DIRECTIONS –
Reproduce verbatim the lines of the records below, from the line containing "close-button[interactable] xyxy=(642,11,682,51)" up to and including the line containing "dialog-title: Изменение системной".

EXTRACTED DATA –
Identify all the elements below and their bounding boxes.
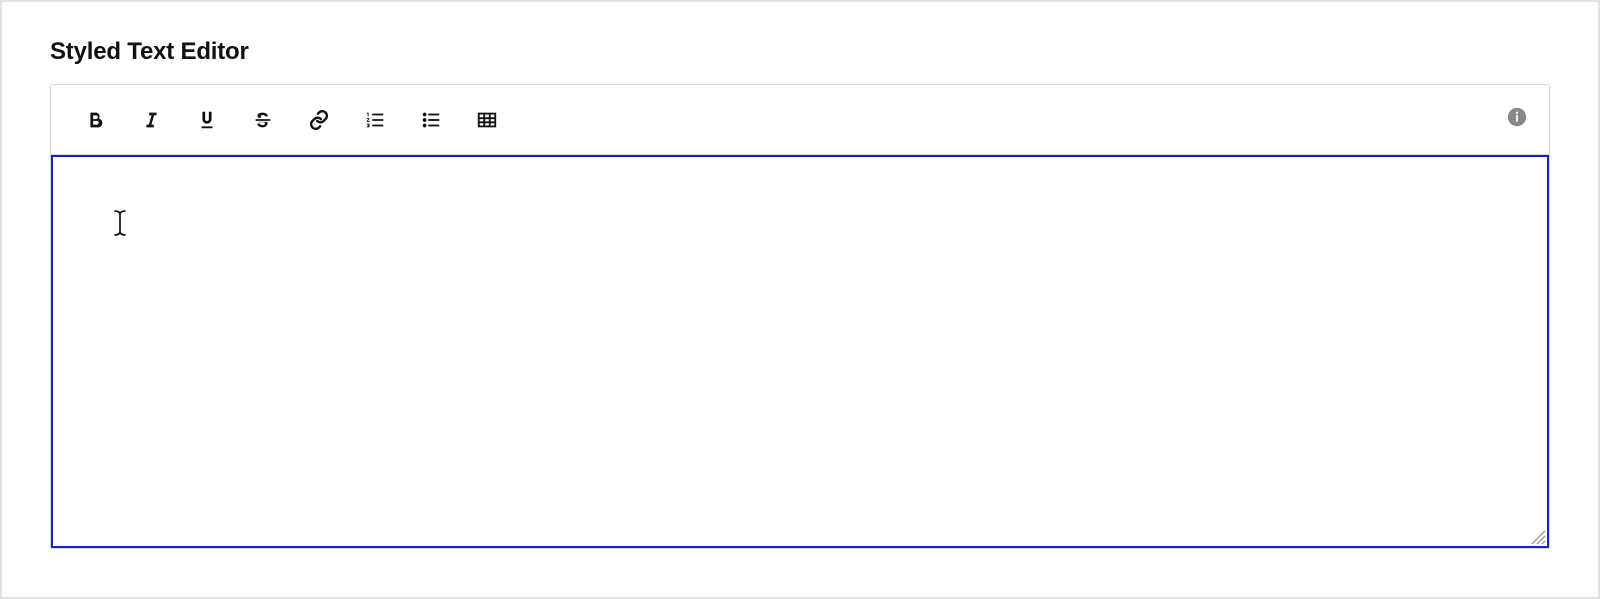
info-button[interactable] bbox=[1505, 108, 1529, 132]
unordered-list-icon bbox=[420, 109, 442, 131]
underline-button[interactable] bbox=[183, 96, 231, 144]
editor-textarea[interactable] bbox=[51, 155, 1549, 548]
strikethrough-icon bbox=[252, 109, 274, 131]
italic-button[interactable] bbox=[127, 96, 175, 144]
table-button[interactable] bbox=[463, 96, 511, 144]
link-icon bbox=[308, 109, 330, 131]
section-title: Styled Text Editor bbox=[50, 38, 249, 66]
unordered-list-button[interactable] bbox=[407, 96, 455, 144]
italic-icon bbox=[140, 109, 162, 131]
resize-handle[interactable] bbox=[1528, 527, 1546, 545]
editor-container bbox=[50, 84, 1550, 549]
underline-icon bbox=[196, 109, 218, 131]
text-editor-panel: Styled Text Editor bbox=[0, 0, 1600, 599]
bold-button[interactable] bbox=[71, 96, 119, 144]
bold-icon bbox=[84, 109, 106, 131]
table-icon bbox=[476, 109, 498, 131]
editor-toolbar bbox=[51, 85, 1549, 155]
text-cursor-icon bbox=[111, 209, 129, 237]
info-icon bbox=[1506, 106, 1528, 133]
ordered-list-button[interactable] bbox=[351, 96, 399, 144]
strikethrough-button[interactable] bbox=[239, 96, 287, 144]
link-button[interactable] bbox=[295, 96, 343, 144]
ordered-list-icon bbox=[364, 109, 386, 131]
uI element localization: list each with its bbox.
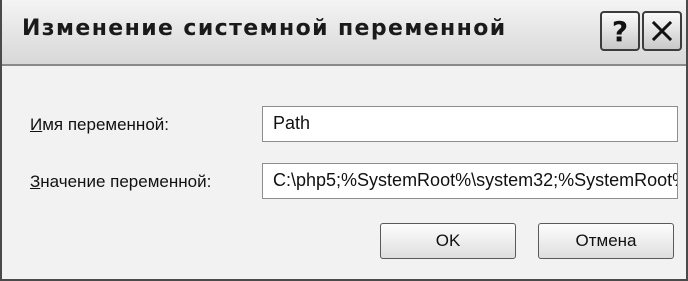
close-button[interactable] xyxy=(642,11,682,51)
variable-name-input[interactable]: Path xyxy=(262,106,678,142)
help-icon: ? xyxy=(611,14,629,48)
variable-value-label: Значение переменной: xyxy=(30,172,212,191)
variable-name-label: Имя переменной: xyxy=(30,115,169,134)
close-icon xyxy=(651,20,673,42)
dialog-title: Изменение системной переменной xyxy=(22,16,507,41)
dialog-content: Имя переменной: Path Значение переменной… xyxy=(2,66,686,281)
edit-variable-dialog: Изменение системной переменной ? Имя пер… xyxy=(0,0,688,281)
help-button[interactable]: ? xyxy=(600,11,640,51)
cancel-button[interactable]: Отмена xyxy=(538,223,674,259)
title-bar[interactable]: Изменение системной переменной ? xyxy=(2,0,686,66)
variable-value-input[interactable]: C:\php5;%SystemRoot%\system32;%SystemRoo… xyxy=(262,163,678,199)
ok-button[interactable]: OK xyxy=(380,223,516,259)
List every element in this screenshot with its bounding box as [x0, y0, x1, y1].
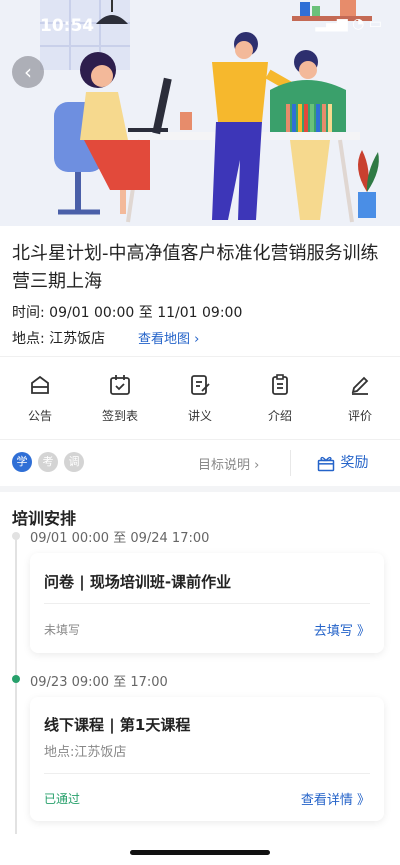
tag-exam[interactable]: 考: [38, 452, 58, 472]
back-button[interactable]: ‹: [12, 56, 44, 88]
action-label: 评价: [347, 409, 372, 423]
action-label: 讲义: [187, 409, 212, 423]
tag-survey[interactable]: 调: [64, 452, 84, 472]
pencil-icon: [351, 376, 369, 395]
card-title: 问卷 | 现场培训班-课前作业: [44, 573, 232, 591]
reward-label: 奖励: [340, 455, 369, 471]
hero-banner: 10:54 ▂▄▆ ◔ ▭ ‹: [0, 0, 400, 226]
timeline-dot-active: [12, 675, 20, 683]
tag-study[interactable]: 学: [12, 452, 32, 472]
event-time: 时间: 09/01 00:00 至 11/01 09:00: [12, 305, 243, 321]
fill-in-button[interactable]: 去填写 》: [314, 620, 370, 639]
gift-icon: [317, 456, 335, 472]
card-status: 已通过: [44, 792, 81, 806]
announcement-icon: [31, 375, 49, 394]
action-announcement[interactable]: 公告: [10, 373, 70, 424]
card-divider: [44, 773, 370, 774]
chevron-left-icon: ‹: [24, 60, 32, 84]
event-title: 北斗星计划-中高净值客户标准化营销服务训练营三期上海: [12, 243, 379, 292]
schedule-time: 09/23 09:00 至 17:00: [30, 675, 168, 690]
schedule-time: 09/01 00:00 至 09/24 17:00: [30, 531, 210, 546]
clipboard-icon: [272, 374, 288, 395]
status-icons: ▂▄▆ ◔ ▭: [315, 16, 382, 32]
view-map-link[interactable]: 查看地图 ›: [138, 328, 199, 347]
home-indicator[interactable]: [130, 850, 270, 855]
card-status: 未填写: [44, 623, 81, 637]
handout-edit-icon: [191, 375, 210, 395]
timeline-dot: [12, 532, 20, 540]
action-review[interactable]: 评价: [330, 373, 390, 424]
tag-row: 学 考 调 目标说明 › 奖励: [0, 439, 400, 486]
schedule-card[interactable]: 问卷 | 现场培训班-课前作业 未填写 去填写 》: [30, 553, 384, 653]
action-signin-sheet[interactable]: 签到表: [90, 373, 150, 424]
reward-button[interactable]: 奖励: [316, 452, 368, 473]
status-time: 10:54: [40, 16, 95, 36]
action-grid: 公告 签到表 讲义 介绍 评价: [0, 356, 400, 439]
event-location: 地点: 江苏饭店: [12, 331, 106, 347]
card-divider: [44, 603, 370, 604]
event-info: 北斗星计划-中高净值客户标准化营销服务训练营三期上海 时间: 09/01 00:…: [0, 226, 400, 356]
goal-description-link[interactable]: 目标说明 ›: [198, 454, 259, 473]
card-title: 线下课程 | 第1天课程: [44, 716, 191, 734]
action-label: 公告: [27, 409, 52, 423]
timeline-line: [15, 534, 17, 834]
divider: [290, 450, 291, 476]
schedule-card[interactable]: 线下课程 | 第1天课程 地点:江苏饭店 已通过 查看详情 》: [30, 697, 384, 821]
action-intro[interactable]: 介绍: [250, 373, 310, 424]
action-handout[interactable]: 讲义: [170, 373, 230, 424]
card-location: 地点:江苏饭店: [44, 745, 127, 760]
schedule-heading: 培训安排: [12, 509, 77, 528]
action-label: 介绍: [267, 409, 292, 423]
view-details-button[interactable]: 查看详情 》: [301, 789, 370, 808]
action-label: 签到表: [101, 409, 138, 423]
calendar-check-icon: [110, 375, 130, 395]
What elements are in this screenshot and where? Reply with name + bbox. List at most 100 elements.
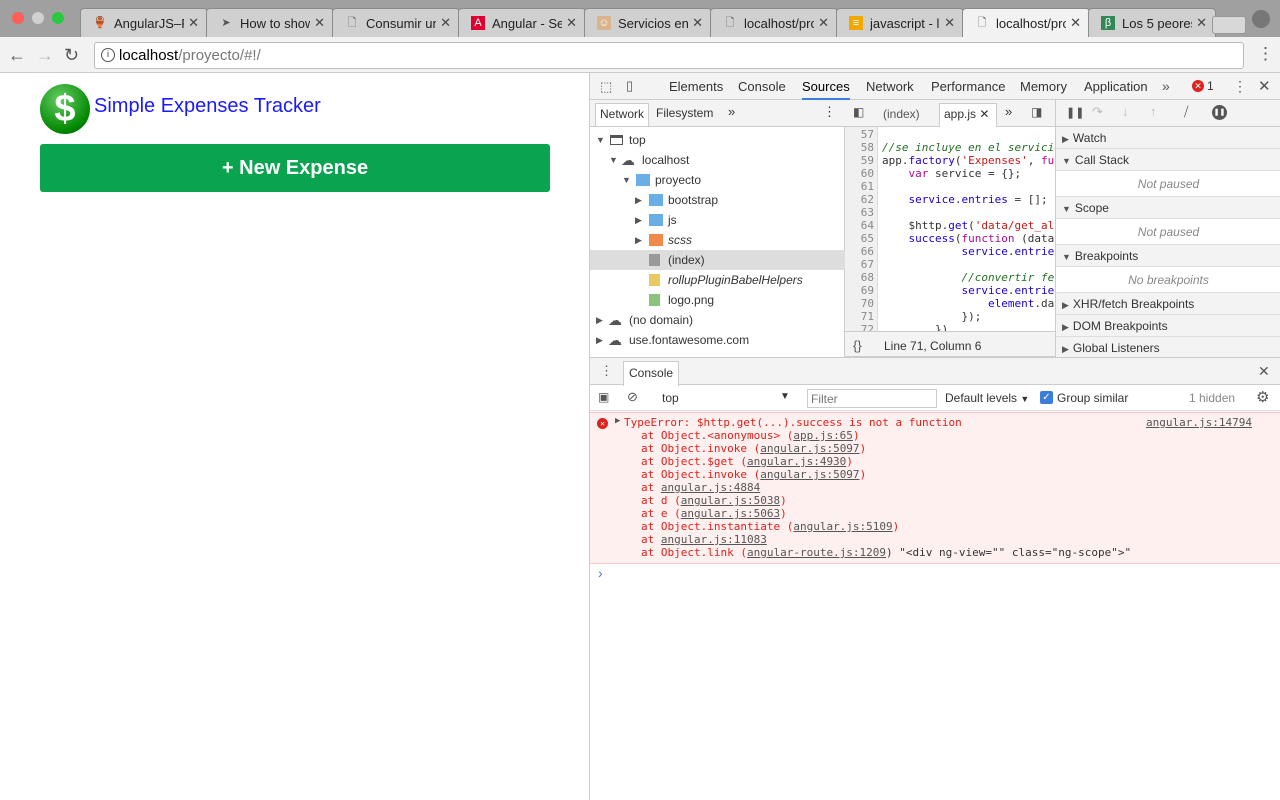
code-line[interactable]: 69 service.entries <box>845 284 1055 297</box>
close-devtools-icon[interactable]: ✕ <box>1258 77 1271 95</box>
tree-item[interactable]: ▼ proyecto <box>590 170 845 190</box>
pause-icon[interactable]: ❚❚ <box>1066 106 1084 119</box>
tree-item[interactable]: rollupPluginBabelHelpers <box>590 270 845 290</box>
context-selector[interactable]: top <box>662 391 679 405</box>
line-number[interactable]: 60 <box>845 167 874 180</box>
tree-item[interactable]: ▶ ☁ (no domain) <box>590 310 845 330</box>
forward-icon[interactable]: → <box>36 45 54 66</box>
minimize-window-button[interactable] <box>32 12 44 24</box>
devtools-tab-application[interactable]: Application <box>1084 73 1148 100</box>
close-tab-icon[interactable]: ✕ <box>818 15 829 31</box>
app-title[interactable]: Simple Expenses Tracker <box>94 95 321 118</box>
navigator-menu-icon[interactable]: ⋮ <box>823 104 836 120</box>
line-number[interactable]: 67 <box>845 258 874 271</box>
tree-item[interactable]: (index) <box>590 250 845 270</box>
close-tab-icon[interactable]: ✕ <box>440 15 451 31</box>
close-tab-icon[interactable]: ✕ <box>188 15 199 31</box>
navigator-tab-network[interactable]: Network <box>595 103 650 126</box>
code-line[interactable]: 72 }). <box>845 323 955 331</box>
step-out-icon[interactable]: ↑ <box>1150 104 1157 119</box>
line-number[interactable]: 69 <box>845 284 874 297</box>
code-line[interactable]: 59 app.factory('Expenses', function <box>845 154 1055 167</box>
code-line[interactable]: 70 element.dat <box>845 297 1055 310</box>
new-tab-button[interactable] <box>1212 16 1246 34</box>
editor-tab-appjs[interactable]: app.js ✕ <box>939 103 997 127</box>
log-levels-dropdown[interactable]: Default levels ▼ <box>945 391 1029 405</box>
close-tab-icon[interactable]: ✕ <box>1196 15 1207 31</box>
debugger-section-xhr-fetch-breakpoints[interactable]: ▶ XHR/fetch Breakpoints <box>1056 293 1280 315</box>
maximize-window-button[interactable] <box>52 12 64 24</box>
more-tabs-icon[interactable]: » <box>1162 78 1170 94</box>
toggle-debugger-icon[interactable]: ◨ <box>1031 105 1042 119</box>
line-number[interactable]: 70 <box>845 297 874 310</box>
stack-frame-link[interactable]: angular.js:11083 <box>661 533 767 546</box>
toggle-navigator-icon[interactable]: ◧ <box>853 105 864 119</box>
debugger-section-dom-breakpoints[interactable]: ▶ DOM Breakpoints <box>1056 315 1280 337</box>
browser-tab[interactable]: ☺ Servicios en ✕ <box>584 8 712 37</box>
code-line[interactable]: 64 $http.get('data/get_all <box>845 219 1055 232</box>
reload-icon[interactable]: ↻ <box>64 45 79 66</box>
stack-frame-link[interactable]: angular.js:4884 <box>661 481 760 494</box>
close-tab-icon[interactable]: ✕ <box>314 15 325 31</box>
browser-tab[interactable]: ≡ javascript - l ✕ <box>836 8 964 37</box>
tree-item[interactable]: ▶ scss <box>590 230 845 250</box>
stack-frame-link[interactable]: angular.js:4930 <box>747 455 846 468</box>
devtools-tab-network[interactable]: Network <box>866 73 914 100</box>
stack-frame-link[interactable]: angular.js:5063 <box>681 507 780 520</box>
tree-item[interactable]: ▶ js <box>590 210 845 230</box>
devtools-tab-memory[interactable]: Memory <box>1020 73 1067 100</box>
collapsed-arrow-icon[interactable]: ▶ <box>596 330 603 350</box>
close-tab-icon[interactable]: ✕ <box>566 15 577 31</box>
code-line[interactable]: 68 //convertir fec <box>845 271 1055 284</box>
console-filter-input[interactable] <box>807 389 937 408</box>
new-expense-button[interactable]: + New Expense <box>40 144 550 192</box>
close-tab-icon[interactable]: ✕ <box>979 107 989 121</box>
close-drawer-icon[interactable]: ✕ <box>1258 363 1270 380</box>
inspect-element-icon[interactable]: ⬚ <box>600 79 612 95</box>
browser-tab[interactable]: A Angular - Se ✕ <box>458 8 586 37</box>
address-bar[interactable]: i localhost/proyecto/#!/ <box>94 42 1244 69</box>
code-line[interactable]: 60 var service = {}; <box>845 167 1021 180</box>
devtools-tab-sources[interactable]: Sources <box>802 73 850 100</box>
line-number[interactable]: 61 <box>845 180 874 193</box>
code-line[interactable]: 58 //se incluye en el servicio <box>845 141 1055 154</box>
close-tab-icon[interactable]: ✕ <box>944 15 955 31</box>
collapsed-arrow-icon[interactable]: ▶ <box>635 210 642 230</box>
more-editor-tabs-icon[interactable]: » <box>1005 104 1012 119</box>
drawer-menu-icon[interactable]: ⋮ <box>600 363 613 379</box>
expand-arrow-icon[interactable]: ▶ <box>615 416 620 426</box>
menu-icon[interactable]: ⋮ <box>1257 44 1274 64</box>
browser-tab[interactable]: 🏺 AngularJS–P ✕ <box>80 8 208 37</box>
tree-item[interactable]: ▼ top <box>590 130 845 150</box>
step-into-icon[interactable]: ↓ <box>1122 104 1129 119</box>
stack-frame-link[interactable]: angular-route.js:1209 <box>747 546 886 559</box>
pause-on-exceptions-icon[interactable]: ❚❚ <box>1212 105 1227 120</box>
code-line[interactable]: 66 service.entries <box>845 245 1055 258</box>
collapsed-arrow-icon[interactable]: ▶ <box>596 310 603 330</box>
line-number[interactable]: 63 <box>845 206 874 219</box>
line-number[interactable]: 59 <box>845 154 874 167</box>
line-number[interactable]: 64 <box>845 219 874 232</box>
step-over-icon[interactable]: ↷ <box>1092 104 1103 120</box>
more-navigator-tabs-icon[interactable]: » <box>728 104 735 119</box>
drawer-tab-console[interactable]: Console <box>623 361 680 386</box>
tree-item[interactable]: ▶ bootstrap <box>590 190 845 210</box>
devtools-tab-elements[interactable]: Elements <box>669 73 723 100</box>
error-source-link[interactable]: angular.js:14794 <box>1146 416 1252 429</box>
context-dropdown-icon[interactable]: ▼ <box>780 391 790 402</box>
line-number[interactable]: 66 <box>845 245 874 258</box>
code-line[interactable]: 61 <box>845 180 882 193</box>
device-toolbar-icon[interactable]: ▯ <box>626 78 633 94</box>
tree-item[interactable]: ▶ ☁ use.fontawesome.com <box>590 330 845 350</box>
clear-console-icon[interactable]: ⊘ <box>627 389 638 405</box>
collapsed-arrow-icon[interactable]: ▶ <box>635 190 642 210</box>
show-sidebar-icon[interactable]: ▣ <box>598 390 609 404</box>
tree-item[interactable]: ▼ ☁ localhost <box>590 150 845 170</box>
line-number[interactable]: 57 <box>845 128 874 141</box>
deactivate-breakpoints-icon[interactable]: ⧸ <box>1184 104 1188 120</box>
navigator-tab-filesystem[interactable]: Filesystem <box>656 106 713 120</box>
editor-tab-index[interactable]: (index) <box>883 107 920 121</box>
code-line[interactable]: 62 service.entries = []; <box>845 193 1048 206</box>
code-line[interactable]: 63 <box>845 206 882 219</box>
code-line[interactable]: 65 success(function (data <box>845 232 1054 245</box>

SOLUTION TO THIS TASK –
close-button[interactable] xyxy=(642,11,682,51)
variable-name-input[interactable]: Path xyxy=(262,106,678,142)
help-icon: ? xyxy=(611,14,629,48)
variable-value-label: Значение переменной: xyxy=(30,172,212,191)
variable-name-label: Имя переменной: xyxy=(30,115,169,134)
close-icon xyxy=(651,20,673,42)
dialog-title: Изменение системной переменной xyxy=(22,16,507,41)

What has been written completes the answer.